Dataset rows
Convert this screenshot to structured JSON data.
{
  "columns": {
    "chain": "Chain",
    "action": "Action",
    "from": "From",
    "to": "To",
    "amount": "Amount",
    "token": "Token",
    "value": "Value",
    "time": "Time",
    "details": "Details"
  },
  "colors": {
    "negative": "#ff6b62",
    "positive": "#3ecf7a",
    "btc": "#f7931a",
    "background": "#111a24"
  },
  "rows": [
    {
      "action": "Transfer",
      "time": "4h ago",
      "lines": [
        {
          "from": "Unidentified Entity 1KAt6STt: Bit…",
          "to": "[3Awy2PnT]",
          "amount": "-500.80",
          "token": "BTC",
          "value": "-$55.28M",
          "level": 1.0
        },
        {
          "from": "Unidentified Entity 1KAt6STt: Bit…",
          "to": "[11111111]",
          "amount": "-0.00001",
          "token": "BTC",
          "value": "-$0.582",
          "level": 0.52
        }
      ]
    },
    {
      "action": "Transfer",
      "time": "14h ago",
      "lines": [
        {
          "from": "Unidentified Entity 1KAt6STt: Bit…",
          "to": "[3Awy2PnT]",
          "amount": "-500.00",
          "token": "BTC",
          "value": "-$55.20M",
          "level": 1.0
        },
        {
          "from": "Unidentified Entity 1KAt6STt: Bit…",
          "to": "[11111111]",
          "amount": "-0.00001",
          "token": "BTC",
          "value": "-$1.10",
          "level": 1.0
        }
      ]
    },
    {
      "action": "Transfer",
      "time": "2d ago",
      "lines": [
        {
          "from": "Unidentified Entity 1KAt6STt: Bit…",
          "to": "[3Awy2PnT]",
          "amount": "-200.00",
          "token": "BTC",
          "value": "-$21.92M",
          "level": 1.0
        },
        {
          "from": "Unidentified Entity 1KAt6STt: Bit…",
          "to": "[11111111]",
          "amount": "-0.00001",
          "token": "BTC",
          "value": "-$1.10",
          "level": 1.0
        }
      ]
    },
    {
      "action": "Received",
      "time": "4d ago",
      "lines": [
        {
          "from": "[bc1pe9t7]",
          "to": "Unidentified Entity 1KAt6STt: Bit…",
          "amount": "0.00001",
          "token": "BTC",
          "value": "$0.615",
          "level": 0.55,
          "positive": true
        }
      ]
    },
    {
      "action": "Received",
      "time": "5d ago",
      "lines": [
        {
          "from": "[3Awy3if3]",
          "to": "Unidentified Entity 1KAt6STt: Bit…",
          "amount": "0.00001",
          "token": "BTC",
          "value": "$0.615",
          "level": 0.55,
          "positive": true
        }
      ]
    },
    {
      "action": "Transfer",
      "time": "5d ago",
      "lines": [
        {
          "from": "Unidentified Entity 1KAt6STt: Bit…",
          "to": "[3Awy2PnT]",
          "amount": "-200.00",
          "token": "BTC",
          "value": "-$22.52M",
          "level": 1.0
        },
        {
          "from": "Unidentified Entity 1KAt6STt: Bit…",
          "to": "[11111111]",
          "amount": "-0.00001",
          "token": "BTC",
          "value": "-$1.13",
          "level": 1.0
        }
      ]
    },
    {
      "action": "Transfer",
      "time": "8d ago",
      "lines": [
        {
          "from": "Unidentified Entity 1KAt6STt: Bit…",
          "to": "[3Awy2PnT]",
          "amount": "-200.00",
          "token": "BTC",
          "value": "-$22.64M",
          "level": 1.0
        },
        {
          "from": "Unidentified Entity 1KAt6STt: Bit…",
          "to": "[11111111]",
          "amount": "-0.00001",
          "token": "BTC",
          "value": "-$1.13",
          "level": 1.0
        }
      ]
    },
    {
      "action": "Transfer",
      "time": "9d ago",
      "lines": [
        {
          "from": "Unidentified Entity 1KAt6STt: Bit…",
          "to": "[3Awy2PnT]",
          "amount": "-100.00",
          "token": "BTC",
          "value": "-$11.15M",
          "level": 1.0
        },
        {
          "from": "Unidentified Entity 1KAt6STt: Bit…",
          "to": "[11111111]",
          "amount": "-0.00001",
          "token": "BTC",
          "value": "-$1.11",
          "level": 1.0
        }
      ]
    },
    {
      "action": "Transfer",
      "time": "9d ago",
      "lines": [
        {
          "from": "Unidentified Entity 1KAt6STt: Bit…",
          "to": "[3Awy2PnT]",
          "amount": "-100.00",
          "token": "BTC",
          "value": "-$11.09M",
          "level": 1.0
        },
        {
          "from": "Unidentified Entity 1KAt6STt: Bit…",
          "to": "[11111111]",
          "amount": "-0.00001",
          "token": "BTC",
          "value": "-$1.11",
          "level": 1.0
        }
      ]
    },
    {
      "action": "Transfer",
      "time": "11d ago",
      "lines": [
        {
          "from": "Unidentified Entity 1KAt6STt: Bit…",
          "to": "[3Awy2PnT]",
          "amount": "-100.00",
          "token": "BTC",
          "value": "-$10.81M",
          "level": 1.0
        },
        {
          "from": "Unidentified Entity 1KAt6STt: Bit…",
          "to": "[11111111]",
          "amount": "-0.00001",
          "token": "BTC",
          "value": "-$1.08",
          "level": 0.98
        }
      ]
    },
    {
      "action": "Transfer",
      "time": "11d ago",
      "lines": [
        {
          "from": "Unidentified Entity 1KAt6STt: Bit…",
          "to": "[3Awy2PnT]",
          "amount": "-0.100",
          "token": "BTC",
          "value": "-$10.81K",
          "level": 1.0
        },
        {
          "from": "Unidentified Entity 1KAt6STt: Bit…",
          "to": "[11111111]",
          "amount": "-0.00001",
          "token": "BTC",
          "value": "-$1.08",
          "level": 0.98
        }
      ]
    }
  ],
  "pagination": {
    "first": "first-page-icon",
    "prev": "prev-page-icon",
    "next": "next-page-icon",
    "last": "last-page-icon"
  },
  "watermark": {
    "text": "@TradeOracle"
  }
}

Task brief
Lines containing the word "time" must all be returned from the material above.

Result for this task
    "time": "Time",
      "time": "4h ago",
      "time": "14h ago",
      "time": "2d ago",
      "time": "4d ago",
      "time": "5d ago",
      "time": "5d ago",
      "time": "8d ago",
      "time": "9d ago",
      "time": "9d ago",
      "time": "11d ago",
      "time": "11d ago",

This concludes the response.